Records to use
━━━━━━━━
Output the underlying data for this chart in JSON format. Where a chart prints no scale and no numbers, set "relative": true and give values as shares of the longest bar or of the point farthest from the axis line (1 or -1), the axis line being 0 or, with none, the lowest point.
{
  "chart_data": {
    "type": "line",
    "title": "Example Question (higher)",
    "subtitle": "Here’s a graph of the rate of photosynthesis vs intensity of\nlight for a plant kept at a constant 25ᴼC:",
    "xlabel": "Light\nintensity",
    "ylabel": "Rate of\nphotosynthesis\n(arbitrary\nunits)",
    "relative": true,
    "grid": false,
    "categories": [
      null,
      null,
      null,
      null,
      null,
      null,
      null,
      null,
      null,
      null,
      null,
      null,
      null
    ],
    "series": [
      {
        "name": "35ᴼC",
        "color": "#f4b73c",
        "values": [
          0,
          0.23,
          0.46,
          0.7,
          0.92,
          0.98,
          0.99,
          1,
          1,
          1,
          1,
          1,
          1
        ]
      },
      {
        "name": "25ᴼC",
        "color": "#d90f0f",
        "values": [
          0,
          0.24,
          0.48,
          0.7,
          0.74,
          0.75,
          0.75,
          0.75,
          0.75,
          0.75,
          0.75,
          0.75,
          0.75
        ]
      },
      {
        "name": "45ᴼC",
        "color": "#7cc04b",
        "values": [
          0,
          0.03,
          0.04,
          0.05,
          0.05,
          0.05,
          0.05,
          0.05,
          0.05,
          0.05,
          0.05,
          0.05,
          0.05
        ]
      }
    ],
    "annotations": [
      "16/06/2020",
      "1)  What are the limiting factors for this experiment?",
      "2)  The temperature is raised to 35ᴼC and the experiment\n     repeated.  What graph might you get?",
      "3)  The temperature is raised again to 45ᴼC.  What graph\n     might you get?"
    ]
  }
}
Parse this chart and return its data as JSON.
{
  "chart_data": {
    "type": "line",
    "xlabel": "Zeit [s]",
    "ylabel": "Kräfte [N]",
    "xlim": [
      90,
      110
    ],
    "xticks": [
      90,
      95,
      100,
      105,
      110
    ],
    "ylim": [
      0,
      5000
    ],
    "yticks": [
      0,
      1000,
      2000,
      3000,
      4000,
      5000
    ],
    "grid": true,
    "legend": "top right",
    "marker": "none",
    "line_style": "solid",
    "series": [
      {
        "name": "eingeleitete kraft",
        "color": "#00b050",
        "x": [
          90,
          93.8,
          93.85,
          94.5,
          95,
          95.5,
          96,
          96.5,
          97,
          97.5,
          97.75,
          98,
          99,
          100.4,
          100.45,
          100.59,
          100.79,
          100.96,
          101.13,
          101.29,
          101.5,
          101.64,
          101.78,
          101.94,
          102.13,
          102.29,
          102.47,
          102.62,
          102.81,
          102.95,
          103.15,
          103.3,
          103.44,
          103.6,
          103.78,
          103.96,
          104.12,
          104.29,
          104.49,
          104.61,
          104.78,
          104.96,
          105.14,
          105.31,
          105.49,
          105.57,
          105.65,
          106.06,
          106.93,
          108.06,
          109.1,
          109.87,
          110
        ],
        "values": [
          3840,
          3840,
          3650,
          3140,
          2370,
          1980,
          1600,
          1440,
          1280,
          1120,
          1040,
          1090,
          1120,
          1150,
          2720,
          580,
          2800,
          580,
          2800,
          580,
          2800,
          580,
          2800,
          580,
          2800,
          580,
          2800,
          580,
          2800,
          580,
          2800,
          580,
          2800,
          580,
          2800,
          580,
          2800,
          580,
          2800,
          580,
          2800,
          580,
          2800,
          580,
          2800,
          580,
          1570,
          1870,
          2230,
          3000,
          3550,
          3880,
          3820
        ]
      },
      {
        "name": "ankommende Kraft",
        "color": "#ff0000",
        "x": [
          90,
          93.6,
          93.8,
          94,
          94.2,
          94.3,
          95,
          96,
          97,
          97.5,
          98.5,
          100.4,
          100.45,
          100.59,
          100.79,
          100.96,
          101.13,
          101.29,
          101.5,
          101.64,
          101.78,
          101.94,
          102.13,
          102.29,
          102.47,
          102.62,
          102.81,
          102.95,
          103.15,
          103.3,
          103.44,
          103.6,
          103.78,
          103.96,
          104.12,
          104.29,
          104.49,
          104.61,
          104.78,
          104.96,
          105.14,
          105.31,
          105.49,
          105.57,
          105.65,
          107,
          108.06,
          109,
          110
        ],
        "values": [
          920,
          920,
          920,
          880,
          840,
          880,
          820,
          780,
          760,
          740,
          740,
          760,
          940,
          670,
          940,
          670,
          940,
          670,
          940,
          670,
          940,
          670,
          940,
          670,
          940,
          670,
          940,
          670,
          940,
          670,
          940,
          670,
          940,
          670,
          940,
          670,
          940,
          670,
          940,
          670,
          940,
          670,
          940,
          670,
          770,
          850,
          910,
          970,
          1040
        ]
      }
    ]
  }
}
━━━━━━━━
Problem
All of the material must be reproduced exactly.

Response to the exercise
Output the underlying data for this chart in JSON format. Where a chart prints no scale and no numbers, set "relative": true and give values as shares of the longest bar or of the point farthest from the axis line (1 or -1), the axis line being 0 or, with none, the lowest point.
{
  "chart_data": {
    "type": "line",
    "title": "Example Question (higher)",
    "subtitle": "Here’s a graph of the rate of photosynthesis vs intensity of\nlight for a plant kept at a constant 25ᴼC:",
    "xlabel": "Light\nintensity",
    "ylabel": "Rate of\nphotosynthesis\n(arbitrary\nunits)",
    "relative": true,
    "grid": false,
    "categories": [
      null,
      null,
      null,
      null,
      null,
      null,
      null,
      null,
      null,
      null,
      null,
      null,
      null
    ],
    "series": [
      {
        "name": "35ᴼC",
        "color": "#f4b73c",
        "values": [
          0,
          0.23,
          0.46,
          0.7,
          0.92,
          0.98,
          0.99,
          1,
          1,
          1,
          1,
          1,
          1
        ]
      },
      {
        "name": "25ᴼC",
        "color": "#d90f0f",
        "values": [
          0,
          0.24,
          0.48,
          0.7,
          0.74,
          0.75,
          0.75,
          0.75,
          0.75,
          0.75,
          0.75,
          0.75,
          0.75
        ]
      },
      {
        "name": "45ᴼC",
        "color": "#7cc04b",
        "values": [
          0,
          0.03,
          0.04,
          0.05,
          0.05,
          0.05,
          0.05,
          0.05,
          0.05,
          0.05,
          0.05,
          0.05,
          0.05
        ]
      }
    ],
    "annotations": [
      "16/06/2020",
      "1)  What are the limiting factors for this experiment?",
      "2)  The temperature is raised to 35ᴼC and the experiment\n     repeated.  What graph might you get?",
      "3)  The temperature is raised again to 45ᴼC.  What graph\n     might you get?"
    ]
  }
}
Parse this chart and return its data as JSON.
{
  "chart_data": {
    "type": "line",
    "xlabel": "Zeit [s]",
    "ylabel": "Kräfte [N]",
    "xlim": [
      90,
      110
    ],
    "xticks": [
      90,
      95,
      100,
      105,
      110
    ],
    "ylim": [
      0,
      5000
    ],
    "yticks": [
      0,
      1000,
      2000,
      3000,
      4000,
      5000
    ],
    "grid": true,
    "legend": "top right",
    "marker": "none",
    "line_style": "solid",
    "series": [
      {
        "name": "eingeleitete kraft",
        "color": "#00b050",
        "x": [
          90,
          93.8,
          93.85,
          94.5,
          95,
          95.5,
          96,
          96.5,
          97,
          97.5,
          97.75,
          98,
          99,
          100.4,
          100.45,
          100.59,
          100.79,
          100.96,
          101.13,
          101.29,
          101.5,
          101.64,
          101.78,
          101.94,
          102.13,
          102.29,
          102.47,
          102.62,
          102.81,
          102.95,
          103.15,
          103.3,
          103.44,
          103.6,
          103.78,
          103.96,
          104.12,
          104.29,
          104.49,
          104.61,
          104.78,
          104.96,
          105.14,
          105.31,
          105.49,
          105.57,
          105.65,
          106.06,
          106.93,
          108.06,
          109.1,
          109.87,
          110
        ],
        "values": [
          3840,
          3840,
          3650,
          3140,
          2370,
          1980,
          1600,
          1440,
          1280,
          1120,
          1040,
          1090,
          1120,
          1150,
          2720,
          580,
          2800,
          580,
          2800,
          580,
          2800,
          580,
          2800,
          580,
          2800,
          580,
          2800,
          580,
          2800,
          580,
          2800,
          580,
          2800,
          580,
          2800,
          580,
          2800,
          580,
          2800,
          580,
          2800,
          580,
          2800,
          580,
          2800,
          580,
          1570,
          1870,
          2230,
          3000,
          3550,
          3880,
          3820
        ]
      },
      {
        "name": "ankommende Kraft",
        "color": "#ff0000",
        "x": [
          90,
          93.6,
          93.8,
          94,
          94.2,
          94.3,
          95,
          96,
          97,
          97.5,
          98.5,
          100.4,
          100.45,
          100.59,
          100.79,
          100.96,
          101.13,
          101.29,
          101.5,
          101.64,
          101.78,
          101.94,
          102.13,
          102.29,
          102.47,
          102.62,
          102.81,
          102.95,
          103.15,
          103.3,
          103.44,
          103.6,
          103.78,
          103.96,
          104.12,
          104.29,
          104.49,
          104.61,
          104.78,
          104.96,
          105.14,
          105.31,
          105.49,
          105.57,
          105.65,
          107,
          108.06,
          109,
          110
        ],
        "values": [
          920,
          920,
          920,
          880,
          840,
          880,
          820,
          780,
          760,
          740,
          740,
          760,
          940,
          670,
          940,
          670,
          940,
          670,
          940,
          670,
          940,
          670,
          940,
          670,
          940,
          670,
          940,
          670,
          940,
          670,
          940,
          670,
          940,
          670,
          940,
          670,
          940,
          670,
          940,
          670,
          940,
          670,
          940,
          670,
          770,
          850,
          910,
          970,
          1040
        ]
      }
    ]
  }
}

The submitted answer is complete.